Stored data entries
──────

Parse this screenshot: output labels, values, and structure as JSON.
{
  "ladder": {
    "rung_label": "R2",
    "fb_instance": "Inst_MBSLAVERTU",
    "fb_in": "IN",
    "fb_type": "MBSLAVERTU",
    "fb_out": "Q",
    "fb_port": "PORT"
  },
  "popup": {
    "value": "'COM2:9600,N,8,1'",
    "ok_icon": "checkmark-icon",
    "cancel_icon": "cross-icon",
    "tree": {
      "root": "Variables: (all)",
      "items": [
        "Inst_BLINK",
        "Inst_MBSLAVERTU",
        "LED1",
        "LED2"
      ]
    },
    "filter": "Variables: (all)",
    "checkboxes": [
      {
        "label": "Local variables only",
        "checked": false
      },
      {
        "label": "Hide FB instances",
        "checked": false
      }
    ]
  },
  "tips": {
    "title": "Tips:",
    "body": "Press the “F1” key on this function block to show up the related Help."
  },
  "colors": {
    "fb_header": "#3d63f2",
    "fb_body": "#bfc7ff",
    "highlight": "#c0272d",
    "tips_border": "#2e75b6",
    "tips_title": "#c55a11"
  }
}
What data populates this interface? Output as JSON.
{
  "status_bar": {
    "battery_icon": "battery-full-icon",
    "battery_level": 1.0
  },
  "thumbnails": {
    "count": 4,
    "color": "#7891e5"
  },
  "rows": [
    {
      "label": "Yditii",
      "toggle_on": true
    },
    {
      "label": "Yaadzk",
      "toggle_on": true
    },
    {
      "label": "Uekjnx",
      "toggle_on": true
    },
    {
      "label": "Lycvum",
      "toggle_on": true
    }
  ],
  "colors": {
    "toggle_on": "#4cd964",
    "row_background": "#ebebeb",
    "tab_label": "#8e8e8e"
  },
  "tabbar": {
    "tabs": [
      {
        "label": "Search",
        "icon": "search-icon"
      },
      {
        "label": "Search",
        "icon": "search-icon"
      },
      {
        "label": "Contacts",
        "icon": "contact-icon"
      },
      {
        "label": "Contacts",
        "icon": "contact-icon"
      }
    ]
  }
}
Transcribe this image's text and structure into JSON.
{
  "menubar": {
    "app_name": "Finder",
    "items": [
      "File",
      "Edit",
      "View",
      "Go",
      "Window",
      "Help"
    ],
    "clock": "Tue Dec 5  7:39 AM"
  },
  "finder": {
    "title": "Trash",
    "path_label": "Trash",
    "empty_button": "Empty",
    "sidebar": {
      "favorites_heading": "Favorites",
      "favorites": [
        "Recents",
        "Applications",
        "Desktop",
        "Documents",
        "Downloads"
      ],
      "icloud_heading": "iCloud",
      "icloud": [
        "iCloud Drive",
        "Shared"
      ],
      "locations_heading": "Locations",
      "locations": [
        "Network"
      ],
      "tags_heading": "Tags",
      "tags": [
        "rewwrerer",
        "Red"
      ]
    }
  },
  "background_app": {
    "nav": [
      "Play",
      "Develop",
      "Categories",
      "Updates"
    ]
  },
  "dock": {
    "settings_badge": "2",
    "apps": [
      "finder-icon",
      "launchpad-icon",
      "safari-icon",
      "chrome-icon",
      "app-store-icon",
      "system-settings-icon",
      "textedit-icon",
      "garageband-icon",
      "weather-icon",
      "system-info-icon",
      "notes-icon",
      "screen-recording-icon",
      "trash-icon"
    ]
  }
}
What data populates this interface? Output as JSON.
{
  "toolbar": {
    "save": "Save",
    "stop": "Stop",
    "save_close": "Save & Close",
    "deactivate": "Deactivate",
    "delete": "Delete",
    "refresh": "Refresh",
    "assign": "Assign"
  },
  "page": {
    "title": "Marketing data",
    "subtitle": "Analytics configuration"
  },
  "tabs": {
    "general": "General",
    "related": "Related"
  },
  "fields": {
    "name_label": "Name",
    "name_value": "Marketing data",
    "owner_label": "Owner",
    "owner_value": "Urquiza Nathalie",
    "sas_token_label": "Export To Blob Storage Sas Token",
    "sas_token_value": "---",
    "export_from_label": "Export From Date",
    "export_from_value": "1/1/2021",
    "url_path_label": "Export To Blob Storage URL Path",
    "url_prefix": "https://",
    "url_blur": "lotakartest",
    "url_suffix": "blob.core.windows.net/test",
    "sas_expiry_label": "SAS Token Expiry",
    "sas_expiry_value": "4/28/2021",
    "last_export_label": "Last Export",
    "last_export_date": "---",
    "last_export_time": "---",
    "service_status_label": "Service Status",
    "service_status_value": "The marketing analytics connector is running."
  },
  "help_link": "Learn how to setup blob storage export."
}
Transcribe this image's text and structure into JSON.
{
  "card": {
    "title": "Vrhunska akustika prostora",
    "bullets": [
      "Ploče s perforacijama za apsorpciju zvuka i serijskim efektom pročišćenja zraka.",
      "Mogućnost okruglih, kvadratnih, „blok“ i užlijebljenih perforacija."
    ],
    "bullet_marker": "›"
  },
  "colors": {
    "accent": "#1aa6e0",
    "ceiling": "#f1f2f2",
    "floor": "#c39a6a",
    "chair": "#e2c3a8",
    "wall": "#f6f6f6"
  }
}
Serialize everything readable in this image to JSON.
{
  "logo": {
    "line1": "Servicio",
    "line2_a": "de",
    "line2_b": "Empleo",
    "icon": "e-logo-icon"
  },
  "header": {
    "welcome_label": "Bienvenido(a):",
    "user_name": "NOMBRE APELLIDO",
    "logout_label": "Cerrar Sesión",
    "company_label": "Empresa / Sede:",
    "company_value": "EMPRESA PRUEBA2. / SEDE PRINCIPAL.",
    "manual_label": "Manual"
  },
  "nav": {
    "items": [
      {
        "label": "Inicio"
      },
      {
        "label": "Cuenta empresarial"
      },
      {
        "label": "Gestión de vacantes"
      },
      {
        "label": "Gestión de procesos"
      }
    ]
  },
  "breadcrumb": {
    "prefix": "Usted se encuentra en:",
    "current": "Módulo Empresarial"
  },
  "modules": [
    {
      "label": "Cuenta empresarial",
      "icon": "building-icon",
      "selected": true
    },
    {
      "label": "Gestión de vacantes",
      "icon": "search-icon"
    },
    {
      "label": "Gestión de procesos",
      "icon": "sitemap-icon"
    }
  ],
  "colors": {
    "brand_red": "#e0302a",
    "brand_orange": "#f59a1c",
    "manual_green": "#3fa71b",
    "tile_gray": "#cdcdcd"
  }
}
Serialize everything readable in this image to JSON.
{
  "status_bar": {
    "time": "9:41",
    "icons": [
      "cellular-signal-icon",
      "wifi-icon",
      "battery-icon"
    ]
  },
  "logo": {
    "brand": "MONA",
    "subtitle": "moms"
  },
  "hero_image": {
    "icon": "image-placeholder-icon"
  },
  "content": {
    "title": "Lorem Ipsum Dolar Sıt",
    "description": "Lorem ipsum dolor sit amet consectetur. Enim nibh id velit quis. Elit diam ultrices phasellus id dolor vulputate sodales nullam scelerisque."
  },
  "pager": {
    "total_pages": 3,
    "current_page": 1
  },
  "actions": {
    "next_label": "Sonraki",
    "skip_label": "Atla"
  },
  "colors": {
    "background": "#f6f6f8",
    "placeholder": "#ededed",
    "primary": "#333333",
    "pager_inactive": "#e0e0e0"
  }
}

──────

* What to do
Your task is to retype all of the records exactly.

* Final result
Parse this screenshot: output labels, values, and structure as JSON.
{
  "ladder": {
    "rung_label": "R2",
    "fb_instance": "Inst_MBSLAVERTU",
    "fb_in": "IN",
    "fb_type": "MBSLAVERTU",
    "fb_out": "Q",
    "fb_port": "PORT"
  },
  "popup": {
    "value": "'COM2:9600,N,8,1'",
    "ok_icon": "checkmark-icon",
    "cancel_icon": "cross-icon",
    "tree": {
      "root": "Variables: (all)",
      "items": [
        "Inst_BLINK",
        "Inst_MBSLAVERTU",
        "LED1",
        "LED2"
      ]
    },
    "filter": "Variables: (all)",
    "checkboxes": [
      {
        "label": "Local variables only",
        "checked": false
      },
      {
        "label": "Hide FB instances",
        "checked": false
      }
    ]
  },
  "tips": {
    "title": "Tips:",
    "body": "Press the “F1” key on this function block to show up the related Help."
  },
  "colors": {
    "fb_header": "#3d63f2",
    "fb_body": "#bfc7ff",
    "highlight": "#c0272d",
    "tips_border": "#2e75b6",
    "tips_title": "#c55a11"
  }
}
What data populates this interface? Output as JSON.
{
  "status_bar": {
    "battery_icon": "battery-full-icon",
    "battery_level": 1.0
  },
  "thumbnails": {
    "count": 4,
    "color": "#7891e5"
  },
  "rows": [
    {
      "label": "Yditii",
      "toggle_on": true
    },
    {
      "label": "Yaadzk",
      "toggle_on": true
    },
    {
      "label": "Uekjnx",
      "toggle_on": true
    },
    {
      "label": "Lycvum",
      "toggle_on": true
    }
  ],
  "colors": {
    "toggle_on": "#4cd964",
    "row_background": "#ebebeb",
    "tab_label": "#8e8e8e"
  },
  "tabbar": {
    "tabs": [
      {
        "label": "Search",
        "icon": "search-icon"
      },
      {
        "label": "Search",
        "icon": "search-icon"
      },
      {
        "label": "Contacts",
        "icon": "contact-icon"
      },
      {
        "label": "Contacts",
        "icon": "contact-icon"
      }
    ]
  }
}
Transcribe this image's text and structure into JSON.
{
  "menubar": {
    "app_name": "Finder",
    "items": [
      "File",
      "Edit",
      "View",
      "Go",
      "Window",
      "Help"
    ],
    "clock": "Tue Dec 5  7:39 AM"
  },
  "finder": {
    "title": "Trash",
    "path_label": "Trash",
    "empty_button": "Empty",
    "sidebar": {
      "favorites_heading": "Favorites",
      "favorites": [
        "Recents",
        "Applications",
        "Desktop",
        "Documents",
        "Downloads"
      ],
      "icloud_heading": "iCloud",
      "icloud": [
        "iCloud Drive",
        "Shared"
      ],
      "locations_heading": "Locations",
      "locations": [
        "Network"
      ],
      "tags_heading": "Tags",
      "tags": [
        "rewwrerer",
        "Red"
      ]
    }
  },
  "background_app": {
    "nav": [
      "Play",
      "Develop",
      "Categories",
      "Updates"
    ]
  },
  "dock": {
    "settings_badge": "2",
    "apps": [
      "finder-icon",
      "launchpad-icon",
      "safari-icon",
      "chrome-icon",
      "app-store-icon",
      "system-settings-icon",
      "textedit-icon",
      "garageband-icon",
      "weather-icon",
      "system-info-icon",
      "notes-icon",
      "screen-recording-icon",
      "trash-icon"
    ]
  }
}
What data populates this interface? Output as JSON.
{
  "toolbar": {
    "save": "Save",
    "stop": "Stop",
    "save_close": "Save & Close",
    "deactivate": "Deactivate",
    "delete": "Delete",
    "refresh": "Refresh",
    "assign": "Assign"
  },
  "page": {
    "title": "Marketing data",
    "subtitle": "Analytics configuration"
  },
  "tabs": {
    "general": "General",
    "related": "Related"
  },
  "fields": {
    "name_label": "Name",
    "name_value": "Marketing data",
    "owner_label": "Owner",
    "owner_value": "Urquiza Nathalie",
    "sas_token_label": "Export To Blob Storage Sas Token",
    "sas_token_value": "---",
    "export_from_label": "Export From Date",
    "export_from_value": "1/1/2021",
    "url_path_label": "Export To Blob Storage URL Path",
    "url_prefix": "https://",
    "url_blur": "lotakartest",
    "url_suffix": "blob.core.windows.net/test",
    "sas_expiry_label": "SAS Token Expiry",
    "sas_expiry_value": "4/28/2021",
    "last_export_label": "Last Export",
    "last_export_date": "---",
    "last_export_time": "---",
    "service_status_label": "Service Status",
    "service_status_value": "The marketing analytics connector is running."
  },
  "help_link": "Learn how to setup blob storage export."
}
Transcribe this image's text and structure into JSON.
{
  "card": {
    "title": "Vrhunska akustika prostora",
    "bullets": [
      "Ploče s perforacijama za apsorpciju zvuka i serijskim efektom pročišćenja zraka.",
      "Mogućnost okruglih, kvadratnih, „blok“ i užlijebljenih perforacija."
    ],
    "bullet_marker": "›"
  },
  "colors": {
    "accent": "#1aa6e0",
    "ceiling": "#f1f2f2",
    "floor": "#c39a6a",
    "chair": "#e2c3a8",
    "wall": "#f6f6f6"
  }
}
Serialize everything readable in this image to JSON.
{
  "logo": {
    "line1": "Servicio",
    "line2_a": "de",
    "line2_b": "Empleo",
    "icon": "e-logo-icon"
  },
  "header": {
    "welcome_label": "Bienvenido(a):",
    "user_name": "NOMBRE APELLIDO",
    "logout_label": "Cerrar Sesión",
    "company_label": "Empresa / Sede:",
    "company_value": "EMPRESA PRUEBA2. / SEDE PRINCIPAL.",
    "manual_label": "Manual"
  },
  "nav": {
    "items": [
      {
        "label": "Inicio"
      },
      {
        "label": "Cuenta empresarial"
      },
      {
        "label": "Gestión de vacantes"
      },
      {
        "label": "Gestión de procesos"
      }
    ]
  },
  "breadcrumb": {
    "prefix": "Usted se encuentra en:",
    "current": "Módulo Empresarial"
  },
  "modules": [
    {
      "label": "Cuenta empresarial",
      "icon": "building-icon",
      "selected": true
    },
    {
      "label": "Gestión de vacantes",
      "icon": "search-icon"
    },
    {
      "label": "Gestión de procesos",
      "icon": "sitemap-icon"
    }
  ],
  "colors": {
    "brand_red": "#e0302a",
    "brand_orange": "#f59a1c",
    "manual_green": "#3fa71b",
    "tile_gray": "#cdcdcd"
  }
}
Serialize everything readable in this image to JSON.
{
  "status_bar": {
    "time": "9:41",
    "icons": [
      "cellular-signal-icon",
      "wifi-icon",
      "battery-icon"
    ]
  },
  "logo": {
    "brand": "MONA",
    "subtitle": "moms"
  },
  "hero_image": {
    "icon": "image-placeholder-icon"
  },
  "content": {
    "title": "Lorem Ipsum Dolar Sıt",
    "description": "Lorem ipsum dolor sit amet consectetur. Enim nibh id velit quis. Elit diam ultrices phasellus id dolor vulputate sodales nullam scelerisque."
  },
  "pager": {
    "total_pages": 3,
    "current_page": 1
  },
  "actions": {
    "next_label": "Sonraki",
    "skip_label": "Atla"
  },
  "colors": {
    "background": "#f6f6f8",
    "placeholder": "#ededed",
    "primary": "#333333",
    "pager_inactive": "#e0e0e0"
  }
}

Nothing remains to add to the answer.